-- BEGIN --

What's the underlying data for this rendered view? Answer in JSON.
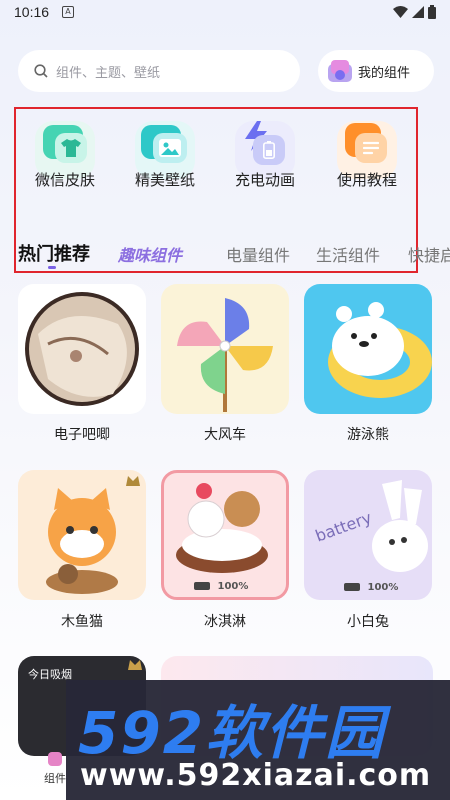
{
  "status_bar": {
    "time": "10:16",
    "notif_glyph": "A"
  },
  "search": {
    "placeholder": "组件、主题、壁纸"
  },
  "my_widgets": {
    "label": "我的组件"
  },
  "categories": [
    {
      "label": "微信皮肤",
      "icon": "tshirt-icon",
      "color": "#4fd1b8"
    },
    {
      "label": "精美壁纸",
      "icon": "picture-icon",
      "color": "#34c6c4"
    },
    {
      "label": "充电动画",
      "icon": "battery-bolt-icon",
      "color": "#6b6ff0"
    },
    {
      "label": "使用教程",
      "icon": "doc-icon",
      "color": "#ff9d3a"
    }
  ],
  "tabs": [
    {
      "label": "热门推荐",
      "active": true
    },
    {
      "label": "趣味组件"
    },
    {
      "label": "电量组件"
    },
    {
      "label": "生活组件"
    },
    {
      "label": "快捷启"
    }
  ],
  "widgets_row1": [
    {
      "label": "电子吧唧"
    },
    {
      "label": "大风车"
    },
    {
      "label": "游泳熊"
    }
  ],
  "widgets_row2": [
    {
      "label": "木鱼猫",
      "badge": false
    },
    {
      "label": "冰淇淋",
      "battery_text": "100%"
    },
    {
      "label": "小白兔",
      "battery_text": "100%",
      "art_text": "battery"
    }
  ],
  "widgets_row3": [
    {
      "label": "今日吸烟"
    }
  ],
  "bottom_nav": {
    "label": "组件"
  },
  "watermark": {
    "big": "592软件园",
    "small": "www.592xiazai.com"
  }
}
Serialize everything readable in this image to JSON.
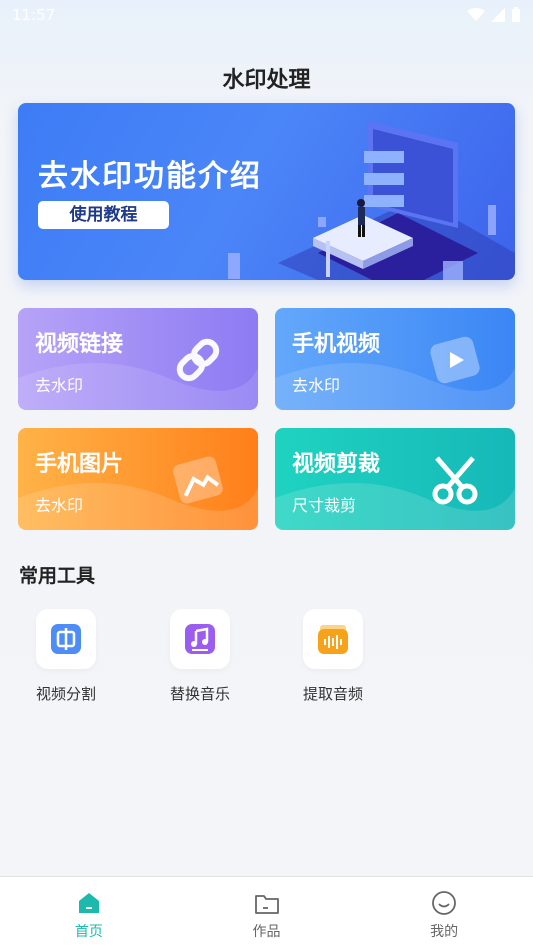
{
  "status_bar": {
    "time": "11:57"
  },
  "page_title": "水印处理",
  "banner": {
    "title": "去水印功能介绍",
    "button_label": "使用教程"
  },
  "cards": [
    {
      "title": "视频链接",
      "subtitle": "去水印",
      "icon": "link-icon"
    },
    {
      "title": "手机视频",
      "subtitle": "去水印",
      "icon": "video-play-icon"
    },
    {
      "title": "手机图片",
      "subtitle": "去水印",
      "icon": "image-icon"
    },
    {
      "title": "视频剪裁",
      "subtitle": "尺寸裁剪",
      "icon": "scissors-icon"
    }
  ],
  "tools": {
    "section_title": "常用工具",
    "items": [
      {
        "label": "视频分割",
        "icon": "split-icon",
        "color": "#4e8df7"
      },
      {
        "label": "替换音乐",
        "icon": "music-icon",
        "color": "#9b5cf0"
      },
      {
        "label": "提取音频",
        "icon": "audio-wave-icon",
        "color": "#f7a21b"
      }
    ]
  },
  "tabbar": {
    "items": [
      {
        "label": "首页",
        "icon": "home-icon",
        "active": true
      },
      {
        "label": "作品",
        "icon": "folder-icon",
        "active": false
      },
      {
        "label": "我的",
        "icon": "smile-icon",
        "active": false
      }
    ],
    "active_color": "#1cb9ac"
  }
}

-- END --

## Exercise
Copy out every line of the material above exactly, skipping the pictures.

## Answer to the problem
What's the underlying data for this rendered view? Answer in JSON.
{
  "status_bar": {
    "time": "10:16",
    "notif_glyph": "A"
  },
  "search": {
    "placeholder": "组件、主题、壁纸"
  },
  "my_widgets": {
    "label": "我的组件"
  },
  "categories": [
    {
      "label": "微信皮肤",
      "icon": "tshirt-icon",
      "color": "#4fd1b8"
    },
    {
      "label": "精美壁纸",
      "icon": "picture-icon",
      "color": "#34c6c4"
    },
    {
      "label": "充电动画",
      "icon": "battery-bolt-icon",
      "color": "#6b6ff0"
    },
    {
      "label": "使用教程",
      "icon": "doc-icon",
      "color": "#ff9d3a"
    }
  ],
  "tabs": [
    {
      "label": "热门推荐",
      "active": true
    },
    {
      "label": "趣味组件"
    },
    {
      "label": "电量组件"
    },
    {
      "label": "生活组件"
    },
    {
      "label": "快捷启"
    }
  ],
  "widgets_row1": [
    {
      "label": "电子吧唧"
    },
    {
      "label": "大风车"
    },
    {
      "label": "游泳熊"
    }
  ],
  "widgets_row2": [
    {
      "label": "木鱼猫",
      "badge": false
    },
    {
      "label": "冰淇淋",
      "battery_text": "100%"
    },
    {
      "label": "小白兔",
      "battery_text": "100%",
      "art_text": "battery"
    }
  ],
  "widgets_row3": [
    {
      "label": "今日吸烟"
    }
  ],
  "bottom_nav": {
    "label": "组件"
  },
  "watermark": {
    "big": "592软件园",
    "small": "www.592xiazai.com"
  }
}
Serialize everything readable in this image to JSON.
{
  "status_bar": {
    "time": "11:57"
  },
  "page_title": "水印处理",
  "banner": {
    "title": "去水印功能介绍",
    "button_label": "使用教程"
  },
  "cards": [
    {
      "title": "视频链接",
      "subtitle": "去水印",
      "icon": "link-icon"
    },
    {
      "title": "手机视频",
      "subtitle": "去水印",
      "icon": "video-play-icon"
    },
    {
      "title": "手机图片",
      "subtitle": "去水印",
      "icon": "image-icon"
    },
    {
      "title": "视频剪裁",
      "subtitle": "尺寸裁剪",
      "icon": "scissors-icon"
    }
  ],
  "tools": {
    "section_title": "常用工具",
    "items": [
      {
        "label": "视频分割",
        "icon": "split-icon",
        "color": "#4e8df7"
      },
      {
        "label": "替换音乐",
        "icon": "music-icon",
        "color": "#9b5cf0"
      },
      {
        "label": "提取音频",
        "icon": "audio-wave-icon",
        "color": "#f7a21b"
      }
    ]
  },
  "tabbar": {
    "items": [
      {
        "label": "首页",
        "icon": "home-icon",
        "active": true
      },
      {
        "label": "作品",
        "icon": "folder-icon",
        "active": false
      },
      {
        "label": "我的",
        "icon": "smile-icon",
        "active": false
      }
    ],
    "active_color": "#1cb9ac"
  }
}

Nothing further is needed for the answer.